> [EXERCISE] Search the records for the word "control". Copy every line where it appears.

____ DATASET EXTRACT

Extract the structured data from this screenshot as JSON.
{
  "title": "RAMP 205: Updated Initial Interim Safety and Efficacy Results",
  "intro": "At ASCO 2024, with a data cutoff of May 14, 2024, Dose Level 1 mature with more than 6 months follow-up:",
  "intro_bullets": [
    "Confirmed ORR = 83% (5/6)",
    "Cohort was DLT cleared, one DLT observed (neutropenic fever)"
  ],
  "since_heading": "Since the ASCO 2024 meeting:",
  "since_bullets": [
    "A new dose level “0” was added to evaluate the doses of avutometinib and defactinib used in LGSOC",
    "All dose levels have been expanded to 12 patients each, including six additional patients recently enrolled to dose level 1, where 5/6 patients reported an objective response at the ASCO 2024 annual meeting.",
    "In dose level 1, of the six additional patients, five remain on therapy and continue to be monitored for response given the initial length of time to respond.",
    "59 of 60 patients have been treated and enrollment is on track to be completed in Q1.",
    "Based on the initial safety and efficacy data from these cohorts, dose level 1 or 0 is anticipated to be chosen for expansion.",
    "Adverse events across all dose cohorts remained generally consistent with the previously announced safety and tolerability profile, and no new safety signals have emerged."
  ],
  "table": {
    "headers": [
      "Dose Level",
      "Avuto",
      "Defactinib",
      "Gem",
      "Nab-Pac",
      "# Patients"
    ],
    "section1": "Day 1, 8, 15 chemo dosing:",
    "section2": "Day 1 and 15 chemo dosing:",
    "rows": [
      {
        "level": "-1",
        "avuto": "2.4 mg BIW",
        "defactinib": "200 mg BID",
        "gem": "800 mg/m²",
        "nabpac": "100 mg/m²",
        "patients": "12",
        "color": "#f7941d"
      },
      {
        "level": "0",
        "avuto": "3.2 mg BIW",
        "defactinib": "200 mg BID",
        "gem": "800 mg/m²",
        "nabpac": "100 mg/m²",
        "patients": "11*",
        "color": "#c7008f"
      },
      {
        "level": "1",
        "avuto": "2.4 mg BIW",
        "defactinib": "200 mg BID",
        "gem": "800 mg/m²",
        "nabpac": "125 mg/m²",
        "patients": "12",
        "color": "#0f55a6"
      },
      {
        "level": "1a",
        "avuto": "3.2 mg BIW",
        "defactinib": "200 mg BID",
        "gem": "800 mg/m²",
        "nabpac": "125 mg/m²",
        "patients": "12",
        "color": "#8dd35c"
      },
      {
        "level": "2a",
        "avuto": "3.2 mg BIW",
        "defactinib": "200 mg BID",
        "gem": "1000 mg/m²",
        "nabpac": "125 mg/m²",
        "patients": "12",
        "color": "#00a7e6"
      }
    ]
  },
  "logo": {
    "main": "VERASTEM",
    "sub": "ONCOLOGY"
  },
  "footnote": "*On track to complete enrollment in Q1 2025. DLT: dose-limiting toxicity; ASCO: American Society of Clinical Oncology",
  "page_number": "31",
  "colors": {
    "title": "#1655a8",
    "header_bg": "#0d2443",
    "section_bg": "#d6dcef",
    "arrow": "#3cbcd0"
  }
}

________
____ DATASET EXTRACT

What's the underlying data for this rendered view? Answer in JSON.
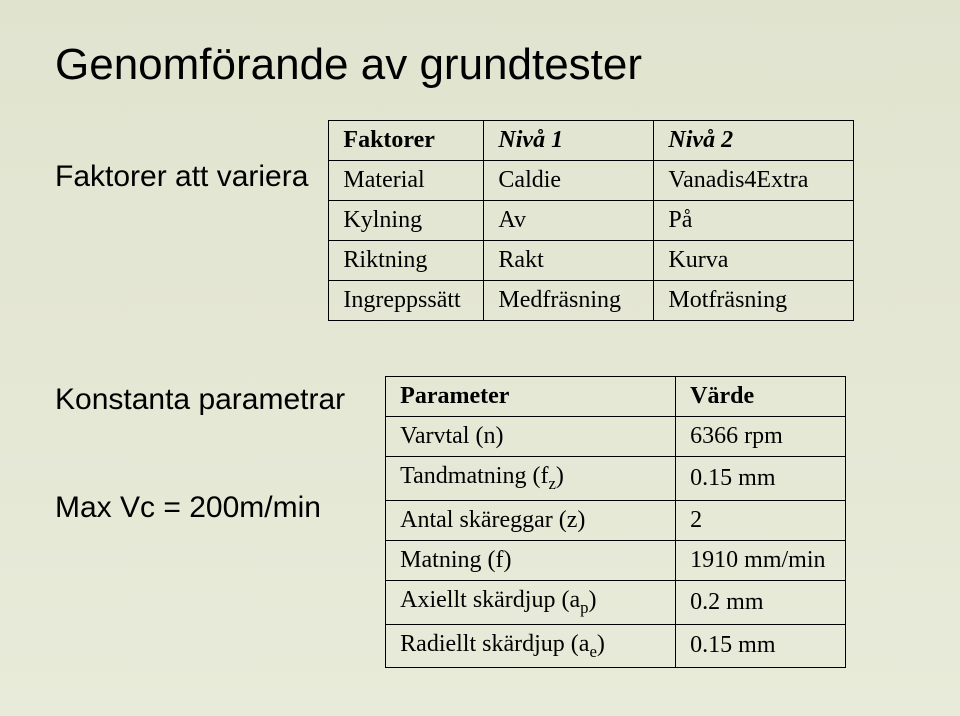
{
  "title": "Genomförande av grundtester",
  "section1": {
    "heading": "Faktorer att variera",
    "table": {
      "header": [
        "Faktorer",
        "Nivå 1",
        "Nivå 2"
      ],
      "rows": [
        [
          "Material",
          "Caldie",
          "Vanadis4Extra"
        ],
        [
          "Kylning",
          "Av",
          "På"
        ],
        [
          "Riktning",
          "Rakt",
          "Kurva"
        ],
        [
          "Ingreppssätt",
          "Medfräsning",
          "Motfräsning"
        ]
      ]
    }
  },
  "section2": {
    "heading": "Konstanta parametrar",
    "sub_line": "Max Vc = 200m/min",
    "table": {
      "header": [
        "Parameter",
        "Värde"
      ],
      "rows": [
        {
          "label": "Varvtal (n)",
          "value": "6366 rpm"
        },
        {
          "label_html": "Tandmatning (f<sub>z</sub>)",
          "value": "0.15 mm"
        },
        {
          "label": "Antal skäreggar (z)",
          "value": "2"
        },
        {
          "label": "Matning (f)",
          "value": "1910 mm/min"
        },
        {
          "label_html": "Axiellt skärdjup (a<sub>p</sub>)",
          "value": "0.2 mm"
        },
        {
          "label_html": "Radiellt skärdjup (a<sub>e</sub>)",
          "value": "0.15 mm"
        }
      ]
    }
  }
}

________
____ DATASET EXTRACT

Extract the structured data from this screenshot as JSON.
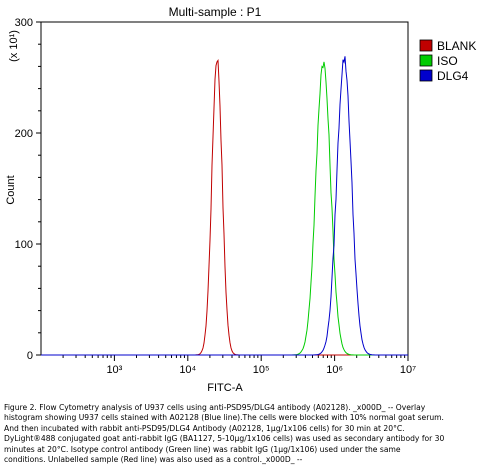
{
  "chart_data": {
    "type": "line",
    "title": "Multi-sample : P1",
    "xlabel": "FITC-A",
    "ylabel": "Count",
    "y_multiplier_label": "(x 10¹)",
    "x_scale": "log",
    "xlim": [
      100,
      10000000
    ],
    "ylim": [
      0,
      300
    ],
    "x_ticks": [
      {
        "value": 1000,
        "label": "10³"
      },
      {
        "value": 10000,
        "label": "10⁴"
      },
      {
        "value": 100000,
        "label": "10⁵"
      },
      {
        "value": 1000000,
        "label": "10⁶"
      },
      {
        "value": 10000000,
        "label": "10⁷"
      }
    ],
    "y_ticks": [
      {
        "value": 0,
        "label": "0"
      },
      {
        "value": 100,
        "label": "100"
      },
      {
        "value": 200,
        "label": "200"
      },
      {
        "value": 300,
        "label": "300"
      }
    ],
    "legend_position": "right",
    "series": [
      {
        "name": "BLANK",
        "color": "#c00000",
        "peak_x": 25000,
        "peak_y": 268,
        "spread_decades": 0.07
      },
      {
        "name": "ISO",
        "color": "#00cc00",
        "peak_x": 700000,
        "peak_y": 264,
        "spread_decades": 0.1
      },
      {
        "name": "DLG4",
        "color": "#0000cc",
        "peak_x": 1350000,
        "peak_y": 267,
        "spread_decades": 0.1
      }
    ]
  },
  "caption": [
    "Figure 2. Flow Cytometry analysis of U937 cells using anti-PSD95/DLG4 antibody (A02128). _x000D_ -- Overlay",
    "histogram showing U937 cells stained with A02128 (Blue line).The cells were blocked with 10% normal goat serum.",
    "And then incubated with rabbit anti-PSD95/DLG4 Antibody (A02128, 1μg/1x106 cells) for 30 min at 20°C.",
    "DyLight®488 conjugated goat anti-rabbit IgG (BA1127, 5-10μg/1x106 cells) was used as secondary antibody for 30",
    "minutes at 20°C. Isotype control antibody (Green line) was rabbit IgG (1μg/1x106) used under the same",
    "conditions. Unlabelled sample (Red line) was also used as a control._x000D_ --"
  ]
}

________

> [RESULT OF THE TASK]
    "minutes at 20°C. Isotype control antibody (Green line) was rabbit IgG (1μg/1x106) used under the same",
    "conditions. Unlabelled sample (Red line) was also used as a control._x000D_ --"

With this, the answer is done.